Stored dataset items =
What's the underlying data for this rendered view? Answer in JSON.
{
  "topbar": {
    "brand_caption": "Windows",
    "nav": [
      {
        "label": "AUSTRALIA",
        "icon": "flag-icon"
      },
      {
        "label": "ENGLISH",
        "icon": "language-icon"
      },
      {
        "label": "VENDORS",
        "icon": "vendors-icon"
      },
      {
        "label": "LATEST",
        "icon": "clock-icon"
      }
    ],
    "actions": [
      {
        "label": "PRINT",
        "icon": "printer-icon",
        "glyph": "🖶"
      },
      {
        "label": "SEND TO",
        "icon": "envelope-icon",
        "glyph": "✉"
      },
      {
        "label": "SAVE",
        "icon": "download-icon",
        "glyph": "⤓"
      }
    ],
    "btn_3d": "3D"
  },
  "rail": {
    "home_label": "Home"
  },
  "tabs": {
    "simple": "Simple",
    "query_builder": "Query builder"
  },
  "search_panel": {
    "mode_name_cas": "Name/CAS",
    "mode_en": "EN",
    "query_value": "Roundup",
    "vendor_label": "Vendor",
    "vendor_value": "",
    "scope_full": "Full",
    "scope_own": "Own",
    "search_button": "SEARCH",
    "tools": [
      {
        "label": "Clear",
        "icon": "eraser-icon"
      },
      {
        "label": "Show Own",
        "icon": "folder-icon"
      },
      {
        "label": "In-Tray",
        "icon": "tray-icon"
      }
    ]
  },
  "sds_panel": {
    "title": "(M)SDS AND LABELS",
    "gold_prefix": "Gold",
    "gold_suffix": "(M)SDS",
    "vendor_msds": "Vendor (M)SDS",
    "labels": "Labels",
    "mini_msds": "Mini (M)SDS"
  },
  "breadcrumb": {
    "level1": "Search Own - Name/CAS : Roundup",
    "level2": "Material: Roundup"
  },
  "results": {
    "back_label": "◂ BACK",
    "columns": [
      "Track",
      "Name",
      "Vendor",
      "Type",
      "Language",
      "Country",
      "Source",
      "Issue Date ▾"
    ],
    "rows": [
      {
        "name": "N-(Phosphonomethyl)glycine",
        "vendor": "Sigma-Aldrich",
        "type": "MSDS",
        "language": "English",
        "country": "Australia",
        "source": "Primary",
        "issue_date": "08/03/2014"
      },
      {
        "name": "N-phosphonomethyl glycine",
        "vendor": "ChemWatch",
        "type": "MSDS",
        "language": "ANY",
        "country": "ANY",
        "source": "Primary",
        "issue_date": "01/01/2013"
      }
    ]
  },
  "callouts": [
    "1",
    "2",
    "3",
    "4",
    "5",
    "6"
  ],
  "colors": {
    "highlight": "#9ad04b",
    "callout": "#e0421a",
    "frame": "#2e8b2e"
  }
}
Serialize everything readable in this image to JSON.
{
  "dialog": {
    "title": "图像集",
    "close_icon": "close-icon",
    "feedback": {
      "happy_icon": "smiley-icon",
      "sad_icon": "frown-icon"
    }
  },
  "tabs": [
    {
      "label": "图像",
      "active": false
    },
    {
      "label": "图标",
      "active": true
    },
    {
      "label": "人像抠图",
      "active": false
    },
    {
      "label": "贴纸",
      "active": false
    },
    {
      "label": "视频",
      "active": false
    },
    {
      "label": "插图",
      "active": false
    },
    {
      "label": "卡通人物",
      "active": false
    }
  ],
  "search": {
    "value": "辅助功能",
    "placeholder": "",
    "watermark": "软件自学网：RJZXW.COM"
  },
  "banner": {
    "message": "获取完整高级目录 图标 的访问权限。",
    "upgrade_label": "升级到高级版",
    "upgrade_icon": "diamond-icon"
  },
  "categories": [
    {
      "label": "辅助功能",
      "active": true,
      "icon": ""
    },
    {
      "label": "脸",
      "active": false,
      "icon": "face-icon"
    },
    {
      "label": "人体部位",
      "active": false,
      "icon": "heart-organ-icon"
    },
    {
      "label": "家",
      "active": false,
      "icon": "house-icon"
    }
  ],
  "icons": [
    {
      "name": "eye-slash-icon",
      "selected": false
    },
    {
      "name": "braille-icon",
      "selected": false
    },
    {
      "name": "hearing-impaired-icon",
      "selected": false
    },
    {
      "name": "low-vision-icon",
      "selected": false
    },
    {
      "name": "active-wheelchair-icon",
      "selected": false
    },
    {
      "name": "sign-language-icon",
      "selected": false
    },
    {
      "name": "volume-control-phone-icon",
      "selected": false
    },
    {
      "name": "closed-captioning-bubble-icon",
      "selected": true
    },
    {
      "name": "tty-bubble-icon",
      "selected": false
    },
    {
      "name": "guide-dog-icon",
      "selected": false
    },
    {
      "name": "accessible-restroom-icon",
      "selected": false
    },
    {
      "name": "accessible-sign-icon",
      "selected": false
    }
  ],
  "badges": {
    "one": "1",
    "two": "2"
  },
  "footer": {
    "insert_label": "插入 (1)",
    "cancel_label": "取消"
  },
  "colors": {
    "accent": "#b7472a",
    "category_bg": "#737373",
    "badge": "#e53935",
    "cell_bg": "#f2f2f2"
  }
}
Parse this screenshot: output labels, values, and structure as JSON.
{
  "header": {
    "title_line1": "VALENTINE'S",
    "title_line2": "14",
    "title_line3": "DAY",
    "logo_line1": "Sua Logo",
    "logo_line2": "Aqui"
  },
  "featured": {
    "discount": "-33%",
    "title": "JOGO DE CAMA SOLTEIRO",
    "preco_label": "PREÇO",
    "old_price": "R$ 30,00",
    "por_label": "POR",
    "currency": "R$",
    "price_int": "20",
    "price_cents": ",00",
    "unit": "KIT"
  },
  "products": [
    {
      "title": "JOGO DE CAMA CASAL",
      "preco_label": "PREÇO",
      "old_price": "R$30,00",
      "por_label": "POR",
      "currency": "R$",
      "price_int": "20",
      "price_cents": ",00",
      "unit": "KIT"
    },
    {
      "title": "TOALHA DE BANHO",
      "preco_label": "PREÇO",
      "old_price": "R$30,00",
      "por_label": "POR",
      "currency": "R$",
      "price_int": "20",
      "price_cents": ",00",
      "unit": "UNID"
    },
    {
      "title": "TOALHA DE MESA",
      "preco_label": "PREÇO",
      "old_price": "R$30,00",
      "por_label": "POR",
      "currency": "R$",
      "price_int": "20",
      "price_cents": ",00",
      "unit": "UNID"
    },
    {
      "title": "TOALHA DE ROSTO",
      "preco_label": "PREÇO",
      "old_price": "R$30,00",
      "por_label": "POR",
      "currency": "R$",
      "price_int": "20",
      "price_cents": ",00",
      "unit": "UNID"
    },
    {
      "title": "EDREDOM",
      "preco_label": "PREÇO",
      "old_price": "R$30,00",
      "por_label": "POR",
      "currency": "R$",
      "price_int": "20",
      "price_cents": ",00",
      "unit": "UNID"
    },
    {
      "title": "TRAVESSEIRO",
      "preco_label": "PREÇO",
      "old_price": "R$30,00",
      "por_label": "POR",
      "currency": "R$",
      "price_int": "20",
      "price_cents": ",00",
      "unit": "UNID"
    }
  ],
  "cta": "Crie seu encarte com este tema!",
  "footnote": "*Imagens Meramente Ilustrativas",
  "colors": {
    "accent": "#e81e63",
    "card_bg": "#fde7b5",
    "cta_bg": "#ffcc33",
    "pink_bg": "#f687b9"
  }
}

Instructions for the task = Set down all of the records shown above once more, exactly.

Written solution =
What's the underlying data for this rendered view? Answer in JSON.
{
  "topbar": {
    "brand_caption": "Windows",
    "nav": [
      {
        "label": "AUSTRALIA",
        "icon": "flag-icon"
      },
      {
        "label": "ENGLISH",
        "icon": "language-icon"
      },
      {
        "label": "VENDORS",
        "icon": "vendors-icon"
      },
      {
        "label": "LATEST",
        "icon": "clock-icon"
      }
    ],
    "actions": [
      {
        "label": "PRINT",
        "icon": "printer-icon",
        "glyph": "🖶"
      },
      {
        "label": "SEND TO",
        "icon": "envelope-icon",
        "glyph": "✉"
      },
      {
        "label": "SAVE",
        "icon": "download-icon",
        "glyph": "⤓"
      }
    ],
    "btn_3d": "3D"
  },
  "rail": {
    "home_label": "Home"
  },
  "tabs": {
    "simple": "Simple",
    "query_builder": "Query builder"
  },
  "search_panel": {
    "mode_name_cas": "Name/CAS",
    "mode_en": "EN",
    "query_value": "Roundup",
    "vendor_label": "Vendor",
    "vendor_value": "",
    "scope_full": "Full",
    "scope_own": "Own",
    "search_button": "SEARCH",
    "tools": [
      {
        "label": "Clear",
        "icon": "eraser-icon"
      },
      {
        "label": "Show Own",
        "icon": "folder-icon"
      },
      {
        "label": "In-Tray",
        "icon": "tray-icon"
      }
    ]
  },
  "sds_panel": {
    "title": "(M)SDS AND LABELS",
    "gold_prefix": "Gold",
    "gold_suffix": "(M)SDS",
    "vendor_msds": "Vendor (M)SDS",
    "labels": "Labels",
    "mini_msds": "Mini (M)SDS"
  },
  "breadcrumb": {
    "level1": "Search Own - Name/CAS : Roundup",
    "level2": "Material: Roundup"
  },
  "results": {
    "back_label": "◂ BACK",
    "columns": [
      "Track",
      "Name",
      "Vendor",
      "Type",
      "Language",
      "Country",
      "Source",
      "Issue Date ▾"
    ],
    "rows": [
      {
        "name": "N-(Phosphonomethyl)glycine",
        "vendor": "Sigma-Aldrich",
        "type": "MSDS",
        "language": "English",
        "country": "Australia",
        "source": "Primary",
        "issue_date": "08/03/2014"
      },
      {
        "name": "N-phosphonomethyl glycine",
        "vendor": "ChemWatch",
        "type": "MSDS",
        "language": "ANY",
        "country": "ANY",
        "source": "Primary",
        "issue_date": "01/01/2013"
      }
    ]
  },
  "callouts": [
    "1",
    "2",
    "3",
    "4",
    "5",
    "6"
  ],
  "colors": {
    "highlight": "#9ad04b",
    "callout": "#e0421a",
    "frame": "#2e8b2e"
  }
}
Serialize everything readable in this image to JSON.
{
  "dialog": {
    "title": "图像集",
    "close_icon": "close-icon",
    "feedback": {
      "happy_icon": "smiley-icon",
      "sad_icon": "frown-icon"
    }
  },
  "tabs": [
    {
      "label": "图像",
      "active": false
    },
    {
      "label": "图标",
      "active": true
    },
    {
      "label": "人像抠图",
      "active": false
    },
    {
      "label": "贴纸",
      "active": false
    },
    {
      "label": "视频",
      "active": false
    },
    {
      "label": "插图",
      "active": false
    },
    {
      "label": "卡通人物",
      "active": false
    }
  ],
  "search": {
    "value": "辅助功能",
    "placeholder": "",
    "watermark": "软件自学网：RJZXW.COM"
  },
  "banner": {
    "message": "获取完整高级目录 图标 的访问权限。",
    "upgrade_label": "升级到高级版",
    "upgrade_icon": "diamond-icon"
  },
  "categories": [
    {
      "label": "辅助功能",
      "active": true,
      "icon": ""
    },
    {
      "label": "脸",
      "active": false,
      "icon": "face-icon"
    },
    {
      "label": "人体部位",
      "active": false,
      "icon": "heart-organ-icon"
    },
    {
      "label": "家",
      "active": false,
      "icon": "house-icon"
    }
  ],
  "icons": [
    {
      "name": "eye-slash-icon",
      "selected": false
    },
    {
      "name": "braille-icon",
      "selected": false
    },
    {
      "name": "hearing-impaired-icon",
      "selected": false
    },
    {
      "name": "low-vision-icon",
      "selected": false
    },
    {
      "name": "active-wheelchair-icon",
      "selected": false
    },
    {
      "name": "sign-language-icon",
      "selected": false
    },
    {
      "name": "volume-control-phone-icon",
      "selected": false
    },
    {
      "name": "closed-captioning-bubble-icon",
      "selected": true
    },
    {
      "name": "tty-bubble-icon",
      "selected": false
    },
    {
      "name": "guide-dog-icon",
      "selected": false
    },
    {
      "name": "accessible-restroom-icon",
      "selected": false
    },
    {
      "name": "accessible-sign-icon",
      "selected": false
    }
  ],
  "badges": {
    "one": "1",
    "two": "2"
  },
  "footer": {
    "insert_label": "插入 (1)",
    "cancel_label": "取消"
  },
  "colors": {
    "accent": "#b7472a",
    "category_bg": "#737373",
    "badge": "#e53935",
    "cell_bg": "#f2f2f2"
  }
}
Parse this screenshot: output labels, values, and structure as JSON.
{
  "header": {
    "title_line1": "VALENTINE'S",
    "title_line2": "14",
    "title_line3": "DAY",
    "logo_line1": "Sua Logo",
    "logo_line2": "Aqui"
  },
  "featured": {
    "discount": "-33%",
    "title": "JOGO DE CAMA SOLTEIRO",
    "preco_label": "PREÇO",
    "old_price": "R$ 30,00",
    "por_label": "POR",
    "currency": "R$",
    "price_int": "20",
    "price_cents": ",00",
    "unit": "KIT"
  },
  "products": [
    {
      "title": "JOGO DE CAMA CASAL",
      "preco_label": "PREÇO",
      "old_price": "R$30,00",
      "por_label": "POR",
      "currency": "R$",
      "price_int": "20",
      "price_cents": ",00",
      "unit": "KIT"
    },
    {
      "title": "TOALHA DE BANHO",
      "preco_label": "PREÇO",
      "old_price": "R$30,00",
      "por_label": "POR",
      "currency": "R$",
      "price_int": "20",
      "price_cents": ",00",
      "unit": "UNID"
    },
    {
      "title": "TOALHA DE MESA",
      "preco_label": "PREÇO",
      "old_price": "R$30,00",
      "por_label": "POR",
      "currency": "R$",
      "price_int": "20",
      "price_cents": ",00",
      "unit": "UNID"
    },
    {
      "title": "TOALHA DE ROSTO",
      "preco_label": "PREÇO",
      "old_price": "R$30,00",
      "por_label": "POR",
      "currency": "R$",
      "price_int": "20",
      "price_cents": ",00",
      "unit": "UNID"
    },
    {
      "title": "EDREDOM",
      "preco_label": "PREÇO",
      "old_price": "R$30,00",
      "por_label": "POR",
      "currency": "R$",
      "price_int": "20",
      "price_cents": ",00",
      "unit": "UNID"
    },
    {
      "title": "TRAVESSEIRO",
      "preco_label": "PREÇO",
      "old_price": "R$30,00",
      "por_label": "POR",
      "currency": "R$",
      "price_int": "20",
      "price_cents": ",00",
      "unit": "UNID"
    }
  ],
  "cta": "Crie seu encarte com este tema!",
  "footnote": "*Imagens Meramente Ilustrativas",
  "colors": {
    "accent": "#e81e63",
    "card_bg": "#fde7b5",
    "cta_bg": "#ffcc33",
    "pink_bg": "#f687b9"
  }
}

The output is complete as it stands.